▶ _Problem to work on_: Once the pictures are set aside, transcribe the remaining data exactly.

▶ _Supplied entries_:
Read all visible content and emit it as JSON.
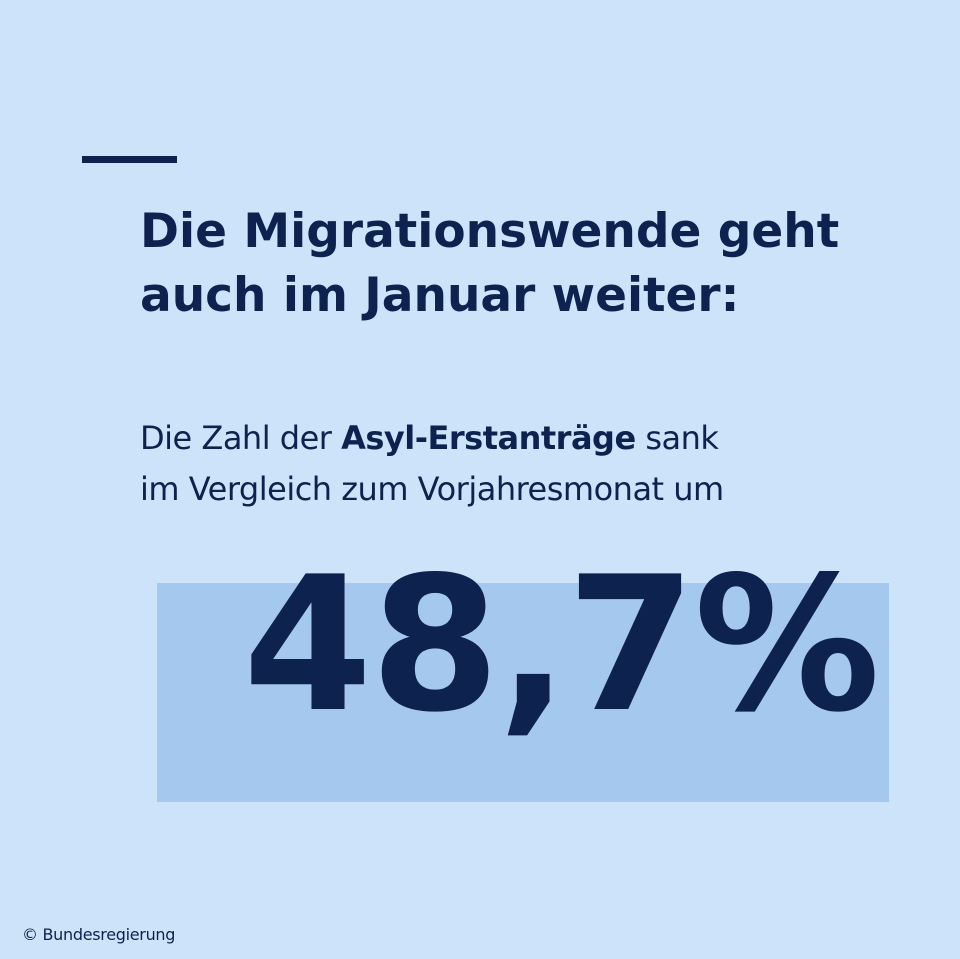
{
  "headline": {
    "line1": "Die Migrationswende geht",
    "line2": "auch im Januar weiter:"
  },
  "body": {
    "line1_prefix": "Die Zahl der ",
    "line1_bold": "Asyl-Erstanträge",
    "line1_suffix": " sank",
    "line2": "im Vergleich zum Vorjahresmonat um"
  },
  "statistic": {
    "value": "48,7%"
  },
  "footer": {
    "copyright": "© Bundesregierung"
  },
  "colors": {
    "background": "#cde3f9",
    "highlight": "#a5c9ee",
    "text": "#0e2250"
  }
}
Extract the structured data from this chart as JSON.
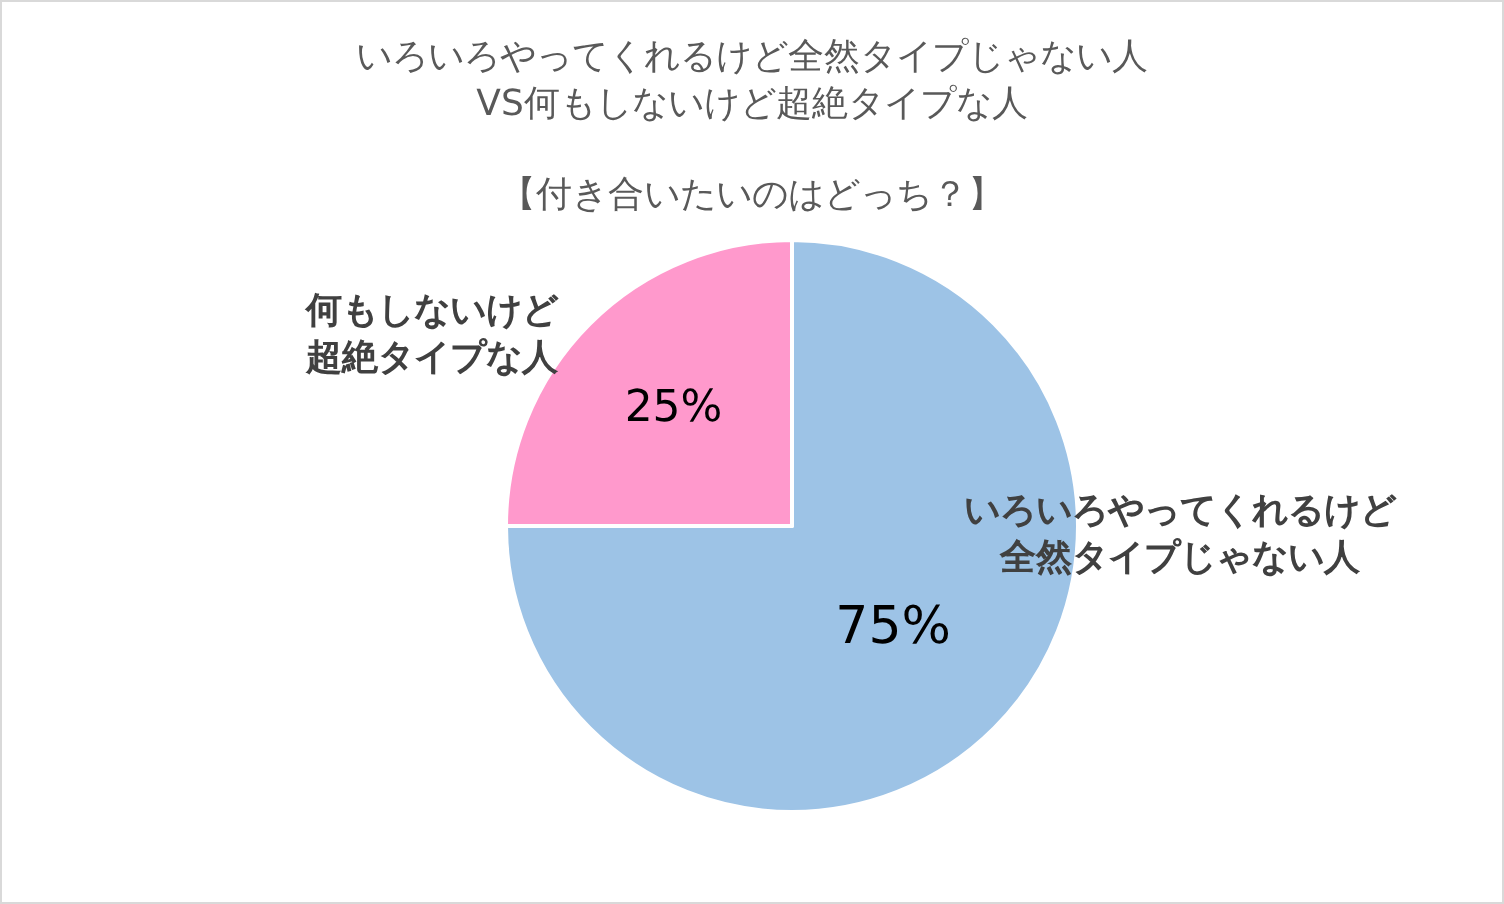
{
  "chart_data": {
    "type": "pie",
    "title": "いろいろやってくれるけど全然タイプじゃない人VS何もしないけど超絶タイプな人",
    "subtitle": "【付き合いたいのはどっち？】",
    "categories": [
      "いろいろやってくれるけど全然タイプじゃない人",
      "何もしないけど超絶タイプな人"
    ],
    "values": [
      75,
      25
    ],
    "colors": [
      "#9dc3e6",
      "#ff99cc"
    ],
    "value_labels": [
      "75%",
      "25%"
    ]
  }
}
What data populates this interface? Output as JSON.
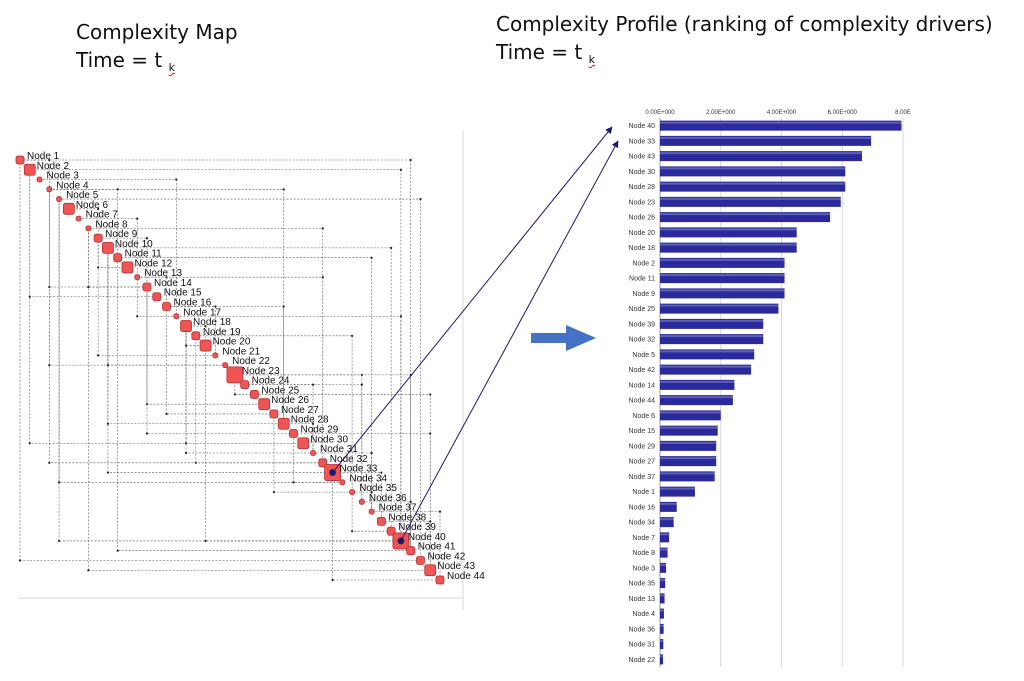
{
  "left_title": {
    "line1": "Complexity Map",
    "line2_prefix": "Time = t",
    "line2_sub": "k"
  },
  "right_title": {
    "line1": "Complexity Profile (ranking of complexity drivers)",
    "line2_prefix": "Time = t",
    "line2_sub": "k"
  },
  "arrow_color": "#4472c4",
  "connector_color": "#1a1a6e",
  "chart_data": [
    {
      "type": "scatter",
      "title": "",
      "xlabel": "",
      "ylabel": "",
      "grid": true,
      "legend": "none",
      "marker_color": "#ee5555",
      "nodes": [
        {
          "label": "Node 1",
          "size": 2
        },
        {
          "label": "Node 2",
          "size": 3
        },
        {
          "label": "Node 3",
          "size": 1
        },
        {
          "label": "Node 4",
          "size": 1
        },
        {
          "label": "Node 5",
          "size": 1
        },
        {
          "label": "Node 6",
          "size": 3
        },
        {
          "label": "Node 7",
          "size": 1
        },
        {
          "label": "Node 8",
          "size": 1
        },
        {
          "label": "Node 9",
          "size": 2
        },
        {
          "label": "Node 10",
          "size": 3
        },
        {
          "label": "Node 11",
          "size": 2
        },
        {
          "label": "Node 12",
          "size": 3
        },
        {
          "label": "Node 13",
          "size": 1
        },
        {
          "label": "Node 14",
          "size": 2
        },
        {
          "label": "Node 15",
          "size": 2
        },
        {
          "label": "Node 16",
          "size": 2
        },
        {
          "label": "Node 17",
          "size": 1
        },
        {
          "label": "Node 18",
          "size": 3
        },
        {
          "label": "Node 19",
          "size": 2
        },
        {
          "label": "Node 20",
          "size": 3
        },
        {
          "label": "Node 21",
          "size": 1
        },
        {
          "label": "Node 22",
          "size": 1
        },
        {
          "label": "Node 23",
          "size": 4
        },
        {
          "label": "Node 24",
          "size": 2
        },
        {
          "label": "Node 25",
          "size": 2
        },
        {
          "label": "Node 26",
          "size": 3
        },
        {
          "label": "Node 27",
          "size": 2
        },
        {
          "label": "Node 28",
          "size": 3
        },
        {
          "label": "Node 29",
          "size": 2
        },
        {
          "label": "Node 30",
          "size": 3
        },
        {
          "label": "Node 31",
          "size": 1
        },
        {
          "label": "Node 32",
          "size": 2
        },
        {
          "label": "Node 33",
          "size": 4
        },
        {
          "label": "Node 34",
          "size": 1
        },
        {
          "label": "Node 35",
          "size": 1
        },
        {
          "label": "Node 36",
          "size": 1
        },
        {
          "label": "Node 37",
          "size": 1
        },
        {
          "label": "Node 38",
          "size": 2
        },
        {
          "label": "Node 39",
          "size": 2
        },
        {
          "label": "Node 40",
          "size": 4
        },
        {
          "label": "Node 41",
          "size": 2
        },
        {
          "label": "Node 42",
          "size": 2
        },
        {
          "label": "Node 43",
          "size": 3
        },
        {
          "label": "Node 44",
          "size": 2
        }
      ]
    },
    {
      "type": "bar",
      "orientation": "horizontal",
      "title": "",
      "xlabel": "",
      "ylabel": "",
      "xlim": [
        0,
        8
      ],
      "xticks": [
        {
          "value": 0,
          "label": "0.00E+000"
        },
        {
          "value": 2,
          "label": "2.00E+000"
        },
        {
          "value": 4,
          "label": "4.00E+000"
        },
        {
          "value": 6,
          "label": "6.00E+000"
        },
        {
          "value": 8,
          "label": "8.00E"
        }
      ],
      "grid": true,
      "legend": "none",
      "bar_color": "#2a2a9c",
      "categories": [
        "Node 40",
        "Node 33",
        "Node 43",
        "Node 30",
        "Node 28",
        "Node 23",
        "Node 26",
        "Node 20",
        "Node 18",
        "Node 2",
        "Node 11",
        "Node 9",
        "Node 25",
        "Node 39",
        "Node 32",
        "Node 5",
        "Node 42",
        "Node 14",
        "Node 44",
        "Node 6",
        "Node 15",
        "Node 29",
        "Node 27",
        "Node 37",
        "Node 1",
        "Node 16",
        "Node 34",
        "Node 7",
        "Node 8",
        "Node 3",
        "Node 35",
        "Node 13",
        "Node 4",
        "Node 36",
        "Node 31",
        "Node 22"
      ],
      "values": [
        7.95,
        6.95,
        6.65,
        6.1,
        6.1,
        5.95,
        5.6,
        4.5,
        4.5,
        4.1,
        4.1,
        4.1,
        3.9,
        3.4,
        3.4,
        3.1,
        3.0,
        2.45,
        2.4,
        2.0,
        1.9,
        1.85,
        1.85,
        1.8,
        1.15,
        0.55,
        0.45,
        0.3,
        0.25,
        0.2,
        0.17,
        0.15,
        0.13,
        0.12,
        0.11,
        0.1
      ]
    }
  ]
}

▶ _Answer to this task_:
Read all visible content and emit it as JSON.
{
  "headline": {
    "line1": "Die Migrationswende geht",
    "line2": "auch im Januar weiter:"
  },
  "body": {
    "line1_prefix": "Die Zahl der ",
    "line1_bold": "Asyl-Erstanträge",
    "line1_suffix": " sank",
    "line2": "im Vergleich zum Vorjahresmonat um"
  },
  "statistic": {
    "value": "48,7%"
  },
  "footer": {
    "copyright": "© Bundesregierung"
  },
  "colors": {
    "background": "#cde3f9",
    "highlight": "#a5c9ee",
    "text": "#0e2250"
  }
}
Extract the structured data from this chart as JSON.
{
  "chart_data": {
    "type": "pie",
    "title": "いろいろやってくれるけど全然タイプじゃない人VS何もしないけど超絶タイプな人",
    "subtitle": "【付き合いたいのはどっち？】",
    "categories": [
      "いろいろやってくれるけど全然タイプじゃない人",
      "何もしないけど超絶タイプな人"
    ],
    "values": [
      75,
      25
    ],
    "colors": [
      "#9dc3e6",
      "#ff99cc"
    ],
    "value_labels": [
      "75%",
      "25%"
    ]
  }
}
What data populates this interface? Output as JSON.
{
  "left_title": {
    "line1": "Complexity Map",
    "line2_prefix": "Time = t",
    "line2_sub": "k"
  },
  "right_title": {
    "line1": "Complexity Profile (ranking of complexity drivers)",
    "line2_prefix": "Time = t",
    "line2_sub": "k"
  },
  "arrow_color": "#4472c4",
  "connector_color": "#1a1a6e",
  "chart_data": [
    {
      "type": "scatter",
      "title": "",
      "xlabel": "",
      "ylabel": "",
      "grid": true,
      "legend": "none",
      "marker_color": "#ee5555",
      "nodes": [
        {
          "label": "Node 1",
          "size": 2
        },
        {
          "label": "Node 2",
          "size": 3
        },
        {
          "label": "Node 3",
          "size": 1
        },
        {
          "label": "Node 4",
          "size": 1
        },
        {
          "label": "Node 5",
          "size": 1
        },
        {
          "label": "Node 6",
          "size": 3
        },
        {
          "label": "Node 7",
          "size": 1
        },
        {
          "label": "Node 8",
          "size": 1
        },
        {
          "label": "Node 9",
          "size": 2
        },
        {
          "label": "Node 10",
          "size": 3
        },
        {
          "label": "Node 11",
          "size": 2
        },
        {
          "label": "Node 12",
          "size": 3
        },
        {
          "label": "Node 13",
          "size": 1
        },
        {
          "label": "Node 14",
          "size": 2
        },
        {
          "label": "Node 15",
          "size": 2
        },
        {
          "label": "Node 16",
          "size": 2
        },
        {
          "label": "Node 17",
          "size": 1
        },
        {
          "label": "Node 18",
          "size": 3
        },
        {
          "label": "Node 19",
          "size": 2
        },
        {
          "label": "Node 20",
          "size": 3
        },
        {
          "label": "Node 21",
          "size": 1
        },
        {
          "label": "Node 22",
          "size": 1
        },
        {
          "label": "Node 23",
          "size": 4
        },
        {
          "label": "Node 24",
          "size": 2
        },
        {
          "label": "Node 25",
          "size": 2
        },
        {
          "label": "Node 26",
          "size": 3
        },
        {
          "label": "Node 27",
          "size": 2
        },
        {
          "label": "Node 28",
          "size": 3
        },
        {
          "label": "Node 29",
          "size": 2
        },
        {
          "label": "Node 30",
          "size": 3
        },
        {
          "label": "Node 31",
          "size": 1
        },
        {
          "label": "Node 32",
          "size": 2
        },
        {
          "label": "Node 33",
          "size": 4
        },
        {
          "label": "Node 34",
          "size": 1
        },
        {
          "label": "Node 35",
          "size": 1
        },
        {
          "label": "Node 36",
          "size": 1
        },
        {
          "label": "Node 37",
          "size": 1
        },
        {
          "label": "Node 38",
          "size": 2
        },
        {
          "label": "Node 39",
          "size": 2
        },
        {
          "label": "Node 40",
          "size": 4
        },
        {
          "label": "Node 41",
          "size": 2
        },
        {
          "label": "Node 42",
          "size": 2
        },
        {
          "label": "Node 43",
          "size": 3
        },
        {
          "label": "Node 44",
          "size": 2
        }
      ]
    },
    {
      "type": "bar",
      "orientation": "horizontal",
      "title": "",
      "xlabel": "",
      "ylabel": "",
      "xlim": [
        0,
        8
      ],
      "xticks": [
        {
          "value": 0,
          "label": "0.00E+000"
        },
        {
          "value": 2,
          "label": "2.00E+000"
        },
        {
          "value": 4,
          "label": "4.00E+000"
        },
        {
          "value": 6,
          "label": "6.00E+000"
        },
        {
          "value": 8,
          "label": "8.00E"
        }
      ],
      "grid": true,
      "legend": "none",
      "bar_color": "#2a2a9c",
      "categories": [
        "Node 40",
        "Node 33",
        "Node 43",
        "Node 30",
        "Node 28",
        "Node 23",
        "Node 26",
        "Node 20",
        "Node 18",
        "Node 2",
        "Node 11",
        "Node 9",
        "Node 25",
        "Node 39",
        "Node 32",
        "Node 5",
        "Node 42",
        "Node 14",
        "Node 44",
        "Node 6",
        "Node 15",
        "Node 29",
        "Node 27",
        "Node 37",
        "Node 1",
        "Node 16",
        "Node 34",
        "Node 7",
        "Node 8",
        "Node 3",
        "Node 35",
        "Node 13",
        "Node 4",
        "Node 36",
        "Node 31",
        "Node 22"
      ],
      "values": [
        7.95,
        6.95,
        6.65,
        6.1,
        6.1,
        5.95,
        5.6,
        4.5,
        4.5,
        4.1,
        4.1,
        4.1,
        3.9,
        3.4,
        3.4,
        3.1,
        3.0,
        2.45,
        2.4,
        2.0,
        1.9,
        1.85,
        1.85,
        1.8,
        1.15,
        0.55,
        0.45,
        0.3,
        0.25,
        0.2,
        0.17,
        0.15,
        0.13,
        0.12,
        0.11,
        0.1
      ]
    }
  ]
}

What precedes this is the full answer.